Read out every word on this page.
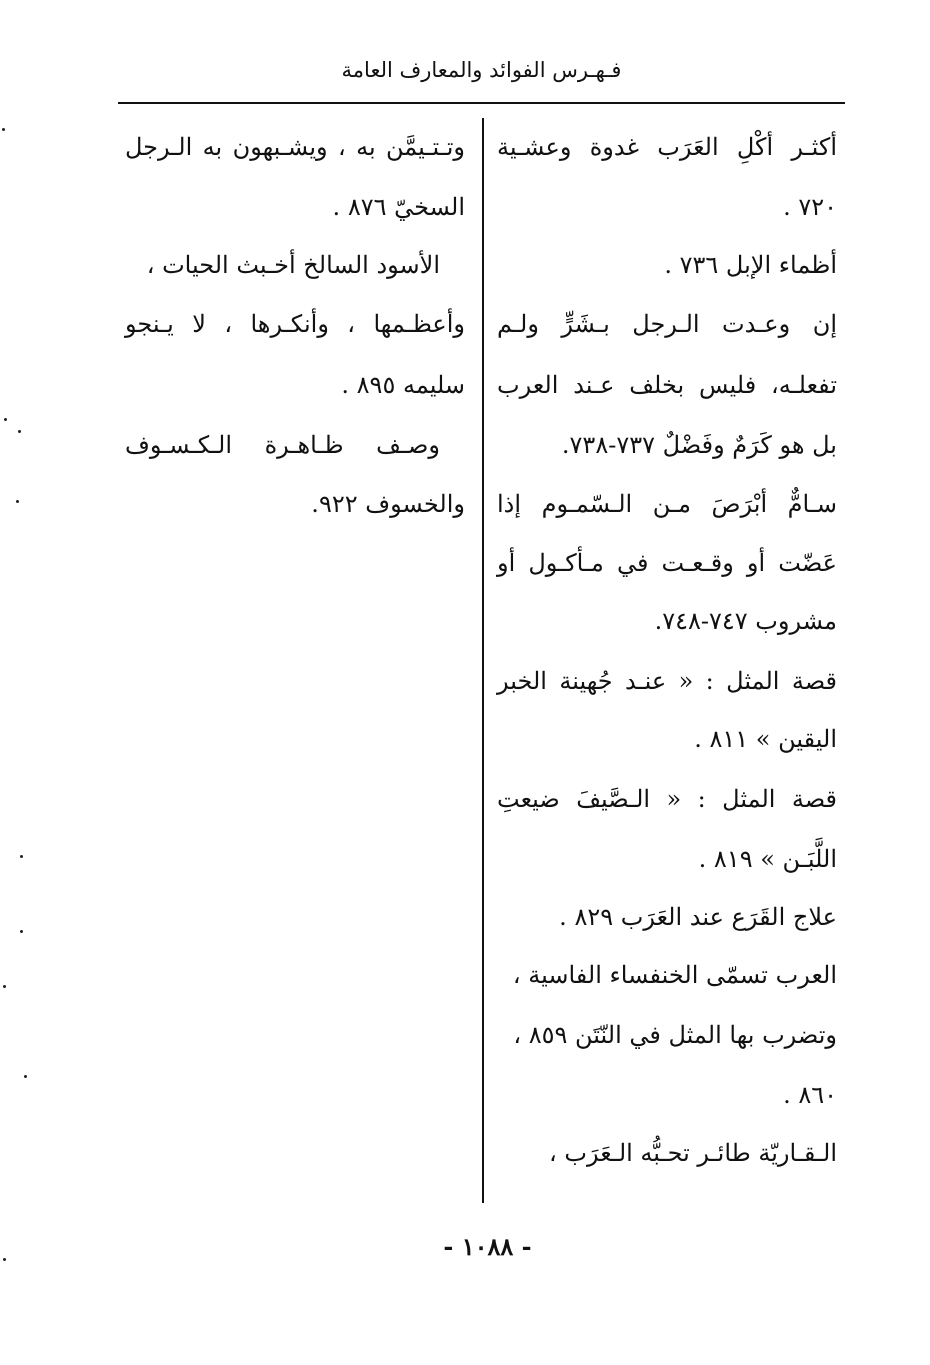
فـهـرس الفوائد والمعارف العامة
أكثـر أكْلِ العَرَب غدوة وعشـية
٧٢٠ .
أظماء الإبل ٧٣٦ .
إن وعـدت الـرجل بـشَرٍّ ولـم
تفعلـه، فليس بخلف عـند العرب
بل هو كَرَمٌ وفَضْلٌ ٧٣٧-٧٣٨.
سـامٌّ أبْرَصَ مـن الـسّمـوم إذا
عَضّت أو وقـعـت في مـأكـول أو
مشروب ٧٤٧-٧٤٨.
قصة المثل : « عنـد جُهينة الخبر
اليقين » ٨١١ .
قصة المثل : « الـصَّيفَ ضيعتِ
اللَّبَـن » ٨١٩ .
علاج القَرَع عند العَرَب ٨٢٩ .
العرب تسمّى الخنفساء الفاسية ،
وتضرب بها المثل في النّتَن ٨٥٩ ،
٨٦٠ .
الـقـاريّة طائـر تحـبُّه الـعَرَب ،
وتـتـيمَّن به ، ويشـبهون به الـرجل
السخيّ ٨٧٦ .
الأسود السالخ أخـبث الحيات ،
وأعظـمها ، وأنكـرها ، لا يـنجو
سليمه ٨٩٥ .
وصـف ظـاهـرة الـكـسـوف
والخسوف ٩٢٢.
- ١٠٨٨ -
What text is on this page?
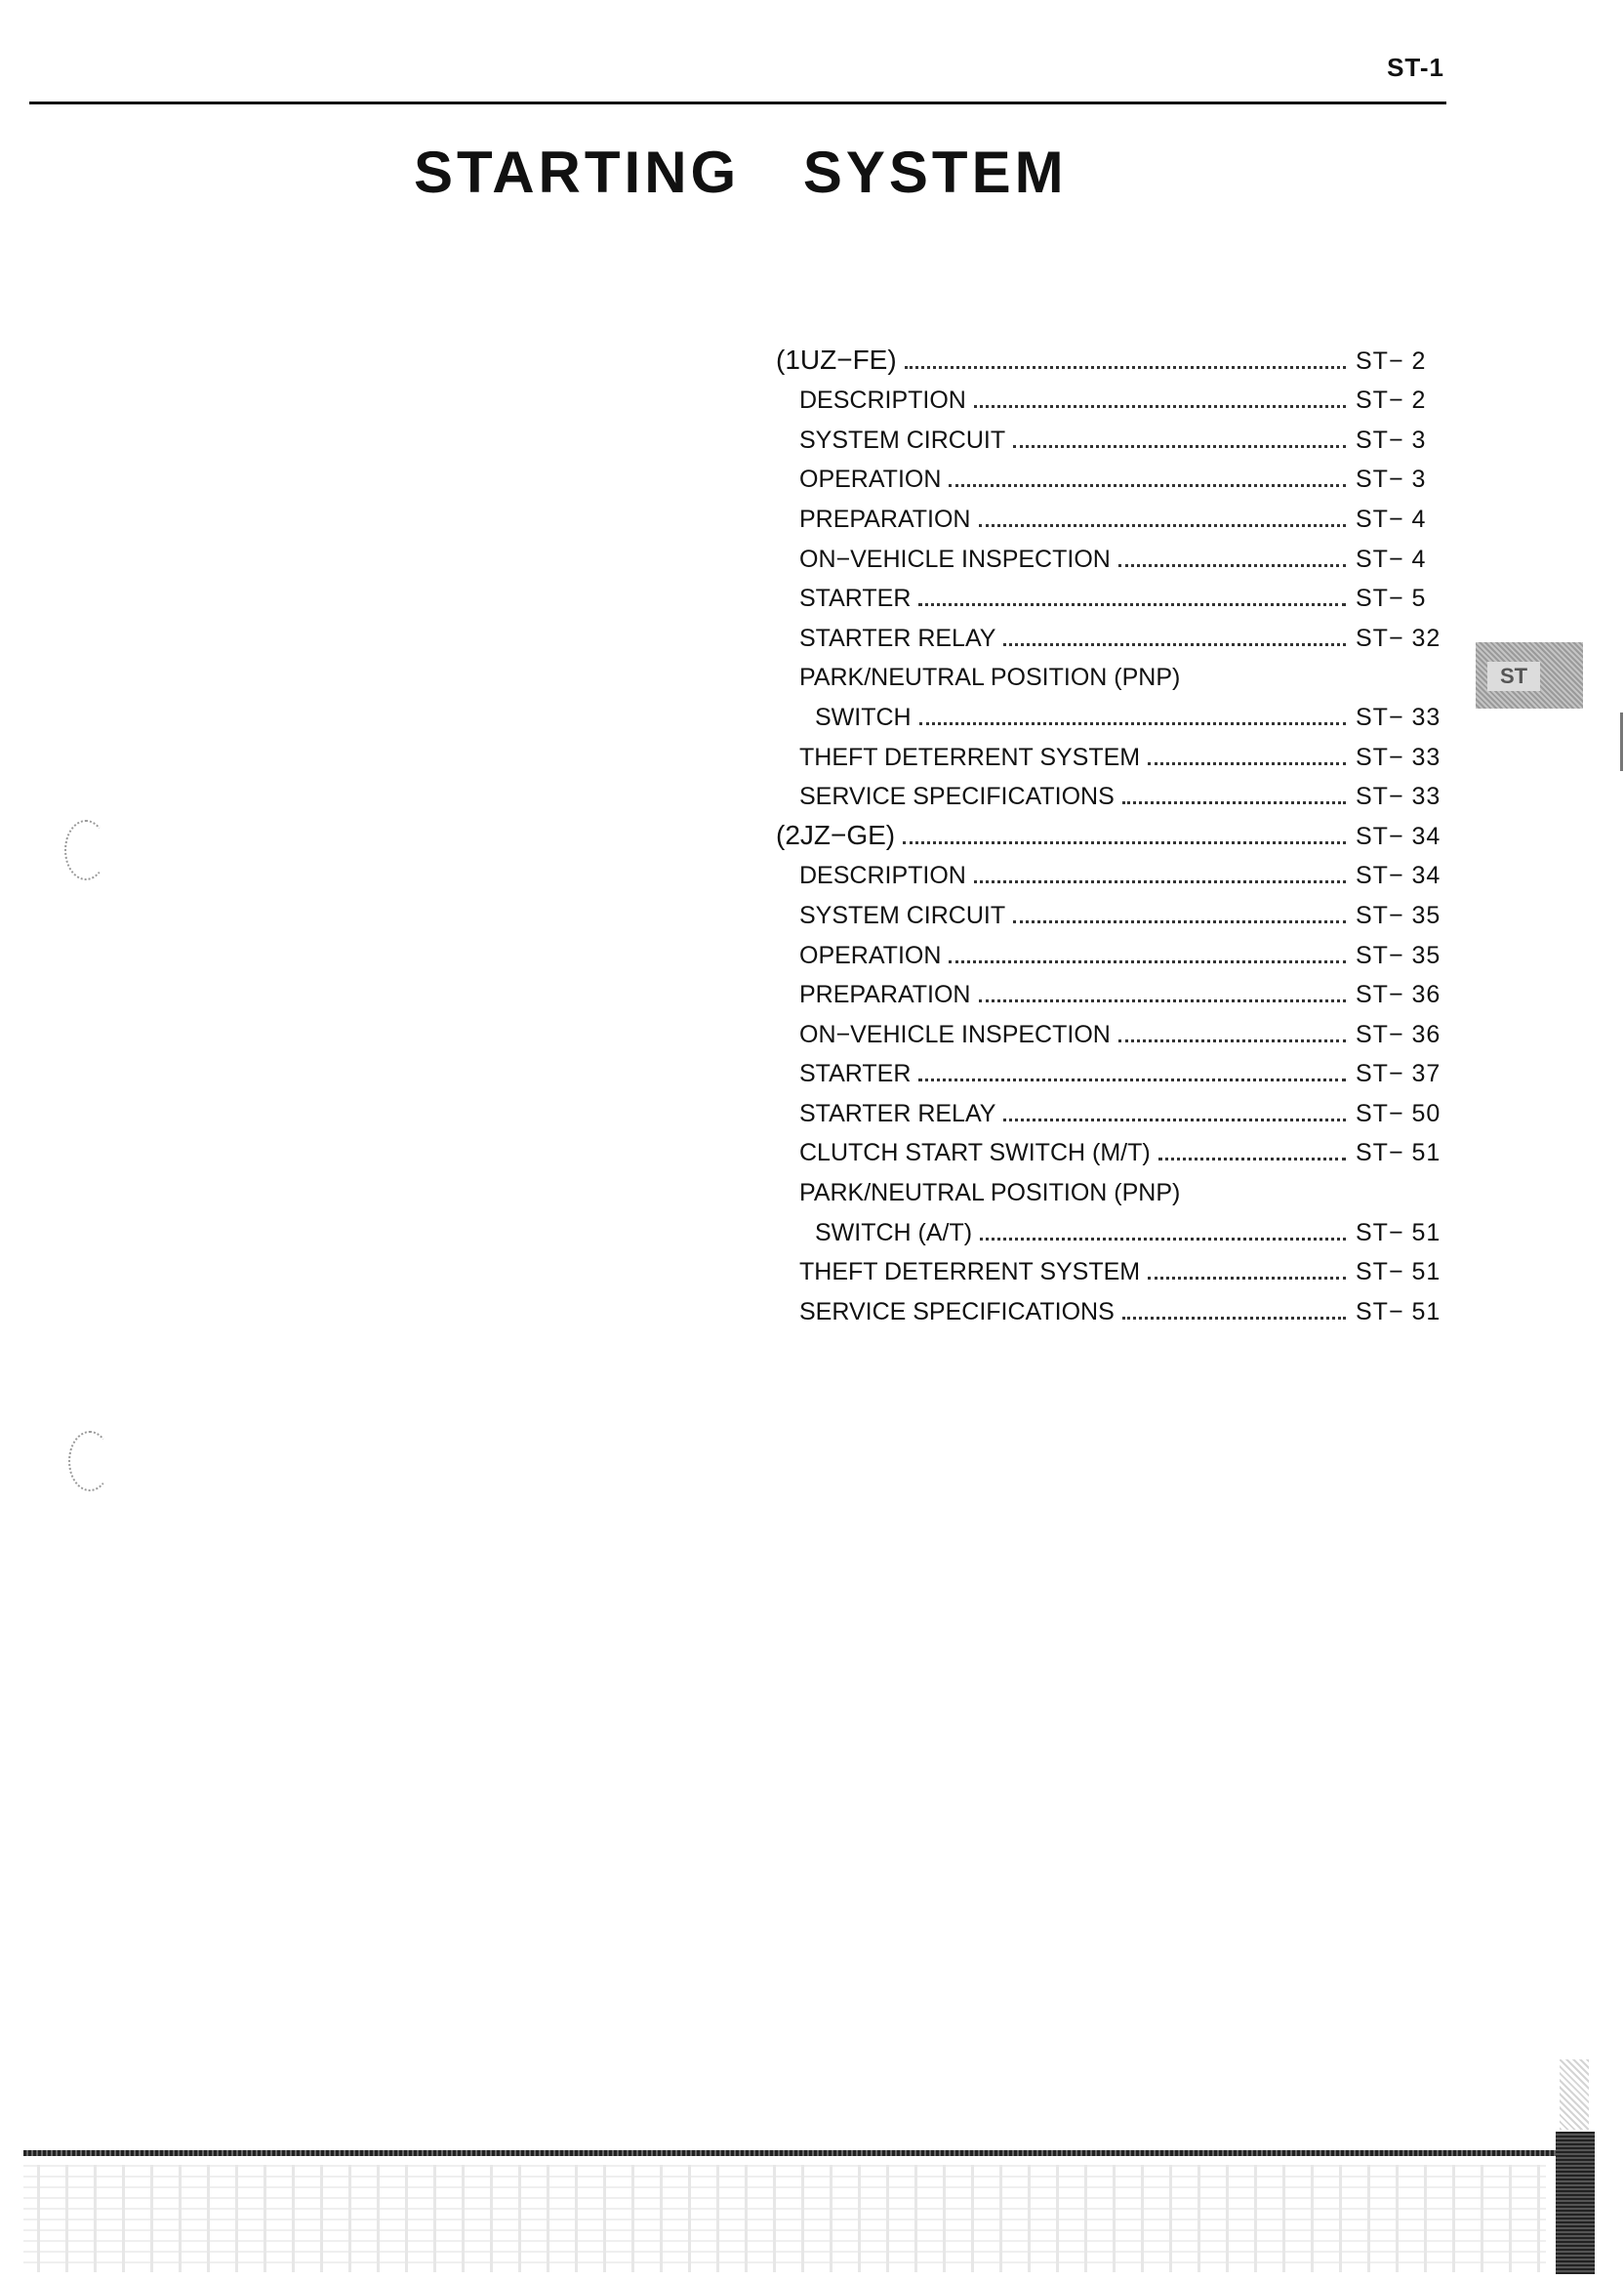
ST-1
STARTING SYSTEM
(1UZ−FE)	ST− 2
DESCRIPTION	ST− 2
SYSTEM CIRCUIT	ST− 3
OPERATION	ST− 3
PREPARATION	ST− 4
ON−VEHICLE INSPECTION	ST− 4
STARTER	ST− 5
STARTER RELAY	ST− 32
PARK/NEUTRAL POSITION (PNP)
SWITCH	ST− 33
THEFT DETERRENT SYSTEM	ST− 33
SERVICE SPECIFICATIONS	ST− 33
(2JZ−GE)	ST− 34
DESCRIPTION	ST− 34
SYSTEM CIRCUIT	ST− 35
OPERATION	ST− 35
PREPARATION	ST− 36
ON−VEHICLE INSPECTION	ST− 36
STARTER	ST− 37
STARTER RELAY	ST− 50
CLUTCH START SWITCH (M/T)	ST− 51
PARK/NEUTRAL POSITION (PNP)
SWITCH (A/T)	ST− 51
THEFT DETERRENT SYSTEM	ST− 51
SERVICE SPECIFICATIONS	ST− 51
ST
****************************************
* [Given instruction]
Count each line of the entries that holds the word "THEFT", then state the total and nothing more.

* [Right answer]
2